** START OF INPUT MATERIAL **

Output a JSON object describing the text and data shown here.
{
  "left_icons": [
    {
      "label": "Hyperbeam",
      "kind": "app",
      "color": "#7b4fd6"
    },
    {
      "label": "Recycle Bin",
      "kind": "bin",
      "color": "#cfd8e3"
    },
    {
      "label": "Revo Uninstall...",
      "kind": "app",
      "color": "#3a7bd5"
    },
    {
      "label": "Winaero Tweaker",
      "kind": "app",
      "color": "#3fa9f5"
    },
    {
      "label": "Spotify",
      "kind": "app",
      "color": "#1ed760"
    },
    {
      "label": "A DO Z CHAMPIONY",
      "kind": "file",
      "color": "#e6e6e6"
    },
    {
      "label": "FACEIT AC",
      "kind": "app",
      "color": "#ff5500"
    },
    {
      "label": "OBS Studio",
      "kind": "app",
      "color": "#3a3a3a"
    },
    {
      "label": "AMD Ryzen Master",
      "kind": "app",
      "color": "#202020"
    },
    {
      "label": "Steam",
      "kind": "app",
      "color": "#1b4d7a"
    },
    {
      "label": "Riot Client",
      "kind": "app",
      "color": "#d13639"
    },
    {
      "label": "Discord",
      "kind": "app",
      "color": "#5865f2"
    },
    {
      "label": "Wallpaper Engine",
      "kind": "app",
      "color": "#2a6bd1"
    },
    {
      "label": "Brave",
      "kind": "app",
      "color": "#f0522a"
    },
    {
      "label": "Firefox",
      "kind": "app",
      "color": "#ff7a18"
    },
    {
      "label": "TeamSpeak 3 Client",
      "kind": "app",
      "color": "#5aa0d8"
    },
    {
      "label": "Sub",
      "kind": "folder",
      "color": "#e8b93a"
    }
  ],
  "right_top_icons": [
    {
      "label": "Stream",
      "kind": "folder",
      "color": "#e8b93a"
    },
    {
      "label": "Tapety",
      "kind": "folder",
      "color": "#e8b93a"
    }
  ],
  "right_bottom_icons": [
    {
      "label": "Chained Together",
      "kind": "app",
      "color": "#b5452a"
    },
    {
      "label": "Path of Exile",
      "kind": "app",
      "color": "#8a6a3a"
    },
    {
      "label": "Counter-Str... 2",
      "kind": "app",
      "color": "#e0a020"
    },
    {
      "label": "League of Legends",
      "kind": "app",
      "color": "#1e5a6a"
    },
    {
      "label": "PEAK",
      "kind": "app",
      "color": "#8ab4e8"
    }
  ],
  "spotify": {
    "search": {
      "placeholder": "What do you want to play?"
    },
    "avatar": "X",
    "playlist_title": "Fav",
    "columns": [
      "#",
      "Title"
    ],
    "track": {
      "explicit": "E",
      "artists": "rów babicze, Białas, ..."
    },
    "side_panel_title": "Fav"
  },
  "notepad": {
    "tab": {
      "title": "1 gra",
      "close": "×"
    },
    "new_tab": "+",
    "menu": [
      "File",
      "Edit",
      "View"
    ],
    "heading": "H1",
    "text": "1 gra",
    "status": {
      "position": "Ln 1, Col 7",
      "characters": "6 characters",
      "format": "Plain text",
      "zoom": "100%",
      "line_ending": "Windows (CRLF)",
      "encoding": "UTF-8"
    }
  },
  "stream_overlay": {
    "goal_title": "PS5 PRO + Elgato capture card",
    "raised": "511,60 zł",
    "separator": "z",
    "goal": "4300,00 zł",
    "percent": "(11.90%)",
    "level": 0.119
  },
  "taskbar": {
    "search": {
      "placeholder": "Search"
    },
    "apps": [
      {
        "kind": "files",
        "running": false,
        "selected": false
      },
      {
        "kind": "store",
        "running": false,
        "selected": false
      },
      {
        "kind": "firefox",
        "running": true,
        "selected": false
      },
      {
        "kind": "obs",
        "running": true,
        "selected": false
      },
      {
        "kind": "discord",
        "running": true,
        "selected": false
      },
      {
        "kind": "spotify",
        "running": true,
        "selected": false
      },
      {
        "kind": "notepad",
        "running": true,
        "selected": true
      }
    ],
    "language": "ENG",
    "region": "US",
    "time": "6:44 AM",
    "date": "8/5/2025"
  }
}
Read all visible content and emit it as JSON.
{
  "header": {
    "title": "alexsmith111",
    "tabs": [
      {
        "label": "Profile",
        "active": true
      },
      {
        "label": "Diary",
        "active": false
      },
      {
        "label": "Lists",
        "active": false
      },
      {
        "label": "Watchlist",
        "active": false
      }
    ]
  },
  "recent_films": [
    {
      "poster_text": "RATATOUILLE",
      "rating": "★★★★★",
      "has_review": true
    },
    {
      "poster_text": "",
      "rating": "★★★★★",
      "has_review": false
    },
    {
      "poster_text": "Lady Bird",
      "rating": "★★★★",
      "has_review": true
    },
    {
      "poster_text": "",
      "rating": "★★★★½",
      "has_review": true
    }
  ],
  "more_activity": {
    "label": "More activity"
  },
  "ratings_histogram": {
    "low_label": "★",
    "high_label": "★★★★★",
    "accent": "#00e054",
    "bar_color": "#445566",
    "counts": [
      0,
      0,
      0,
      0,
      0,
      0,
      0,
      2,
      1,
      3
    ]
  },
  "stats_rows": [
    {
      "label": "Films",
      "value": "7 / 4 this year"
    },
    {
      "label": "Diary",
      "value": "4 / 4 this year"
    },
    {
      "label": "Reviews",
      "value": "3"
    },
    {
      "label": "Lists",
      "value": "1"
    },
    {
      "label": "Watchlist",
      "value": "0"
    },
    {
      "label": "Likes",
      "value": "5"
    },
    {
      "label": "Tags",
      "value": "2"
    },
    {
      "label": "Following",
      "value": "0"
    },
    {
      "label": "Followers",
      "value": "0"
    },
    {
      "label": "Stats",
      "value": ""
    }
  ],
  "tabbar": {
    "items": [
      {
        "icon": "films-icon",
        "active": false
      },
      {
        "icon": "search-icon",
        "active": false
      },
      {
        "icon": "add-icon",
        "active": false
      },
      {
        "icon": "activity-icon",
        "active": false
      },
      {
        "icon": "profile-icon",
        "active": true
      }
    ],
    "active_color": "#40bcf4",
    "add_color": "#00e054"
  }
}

** END OF INPUT MATERIAL **

GIVEN INSTRUCTION ->
Reproduce the listing above verbatim, from first line to last.

RESPONSE TO THIS TASK ->
Output a JSON object describing the text and data shown here.
{
  "left_icons": [
    {
      "label": "Hyperbeam",
      "kind": "app",
      "color": "#7b4fd6"
    },
    {
      "label": "Recycle Bin",
      "kind": "bin",
      "color": "#cfd8e3"
    },
    {
      "label": "Revo Uninstall...",
      "kind": "app",
      "color": "#3a7bd5"
    },
    {
      "label": "Winaero Tweaker",
      "kind": "app",
      "color": "#3fa9f5"
    },
    {
      "label": "Spotify",
      "kind": "app",
      "color": "#1ed760"
    },
    {
      "label": "A DO Z CHAMPIONY",
      "kind": "file",
      "color": "#e6e6e6"
    },
    {
      "label": "FACEIT AC",
      "kind": "app",
      "color": "#ff5500"
    },
    {
      "label": "OBS Studio",
      "kind": "app",
      "color": "#3a3a3a"
    },
    {
      "label": "AMD Ryzen Master",
      "kind": "app",
      "color": "#202020"
    },
    {
      "label": "Steam",
      "kind": "app",
      "color": "#1b4d7a"
    },
    {
      "label": "Riot Client",
      "kind": "app",
      "color": "#d13639"
    },
    {
      "label": "Discord",
      "kind": "app",
      "color": "#5865f2"
    },
    {
      "label": "Wallpaper Engine",
      "kind": "app",
      "color": "#2a6bd1"
    },
    {
      "label": "Brave",
      "kind": "app",
      "color": "#f0522a"
    },
    {
      "label": "Firefox",
      "kind": "app",
      "color": "#ff7a18"
    },
    {
      "label": "TeamSpeak 3 Client",
      "kind": "app",
      "color": "#5aa0d8"
    },
    {
      "label": "Sub",
      "kind": "folder",
      "color": "#e8b93a"
    }
  ],
  "right_top_icons": [
    {
      "label": "Stream",
      "kind": "folder",
      "color": "#e8b93a"
    },
    {
      "label": "Tapety",
      "kind": "folder",
      "color": "#e8b93a"
    }
  ],
  "right_bottom_icons": [
    {
      "label": "Chained Together",
      "kind": "app",
      "color": "#b5452a"
    },
    {
      "label": "Path of Exile",
      "kind": "app",
      "color": "#8a6a3a"
    },
    {
      "label": "Counter-Str... 2",
      "kind": "app",
      "color": "#e0a020"
    },
    {
      "label": "League of Legends",
      "kind": "app",
      "color": "#1e5a6a"
    },
    {
      "label": "PEAK",
      "kind": "app",
      "color": "#8ab4e8"
    }
  ],
  "spotify": {
    "search": {
      "placeholder": "What do you want to play?"
    },
    "avatar": "X",
    "playlist_title": "Fav",
    "columns": [
      "#",
      "Title"
    ],
    "track": {
      "explicit": "E",
      "artists": "rów babicze, Białas, ..."
    },
    "side_panel_title": "Fav"
  },
  "notepad": {
    "tab": {
      "title": "1 gra",
      "close": "×"
    },
    "new_tab": "+",
    "menu": [
      "File",
      "Edit",
      "View"
    ],
    "heading": "H1",
    "text": "1 gra",
    "status": {
      "position": "Ln 1, Col 7",
      "characters": "6 characters",
      "format": "Plain text",
      "zoom": "100%",
      "line_ending": "Windows (CRLF)",
      "encoding": "UTF-8"
    }
  },
  "stream_overlay": {
    "goal_title": "PS5 PRO + Elgato capture card",
    "raised": "511,60 zł",
    "separator": "z",
    "goal": "4300,00 zł",
    "percent": "(11.90%)",
    "level": 0.119
  },
  "taskbar": {
    "search": {
      "placeholder": "Search"
    },
    "apps": [
      {
        "kind": "files",
        "running": false,
        "selected": false
      },
      {
        "kind": "store",
        "running": false,
        "selected": false
      },
      {
        "kind": "firefox",
        "running": true,
        "selected": false
      },
      {
        "kind": "obs",
        "running": true,
        "selected": false
      },
      {
        "kind": "discord",
        "running": true,
        "selected": false
      },
      {
        "kind": "spotify",
        "running": true,
        "selected": false
      },
      {
        "kind": "notepad",
        "running": true,
        "selected": true
      }
    ],
    "language": "ENG",
    "region": "US",
    "time": "6:44 AM",
    "date": "8/5/2025"
  }
}
Read all visible content and emit it as JSON.
{
  "header": {
    "title": "alexsmith111",
    "tabs": [
      {
        "label": "Profile",
        "active": true
      },
      {
        "label": "Diary",
        "active": false
      },
      {
        "label": "Lists",
        "active": false
      },
      {
        "label": "Watchlist",
        "active": false
      }
    ]
  },
  "recent_films": [
    {
      "poster_text": "RATATOUILLE",
      "rating": "★★★★★",
      "has_review": true
    },
    {
      "poster_text": "",
      "rating": "★★★★★",
      "has_review": false
    },
    {
      "poster_text": "Lady Bird",
      "rating": "★★★★",
      "has_review": true
    },
    {
      "poster_text": "",
      "rating": "★★★★½",
      "has_review": true
    }
  ],
  "more_activity": {
    "label": "More activity"
  },
  "ratings_histogram": {
    "low_label": "★",
    "high_label": "★★★★★",
    "accent": "#00e054",
    "bar_color": "#445566",
    "counts": [
      0,
      0,
      0,
      0,
      0,
      0,
      0,
      2,
      1,
      3
    ]
  },
  "stats_rows": [
    {
      "label": "Films",
      "value": "7 / 4 this year"
    },
    {
      "label": "Diary",
      "value": "4 / 4 this year"
    },
    {
      "label": "Reviews",
      "value": "3"
    },
    {
      "label": "Lists",
      "value": "1"
    },
    {
      "label": "Watchlist",
      "value": "0"
    },
    {
      "label": "Likes",
      "value": "5"
    },
    {
      "label": "Tags",
      "value": "2"
    },
    {
      "label": "Following",
      "value": "0"
    },
    {
      "label": "Followers",
      "value": "0"
    },
    {
      "label": "Stats",
      "value": ""
    }
  ],
  "tabbar": {
    "items": [
      {
        "icon": "films-icon",
        "active": false
      },
      {
        "icon": "search-icon",
        "active": false
      },
      {
        "icon": "add-icon",
        "active": false
      },
      {
        "icon": "activity-icon",
        "active": false
      },
      {
        "icon": "profile-icon",
        "active": true
      }
    ],
    "active_color": "#40bcf4",
    "add_color": "#00e054"
  }
}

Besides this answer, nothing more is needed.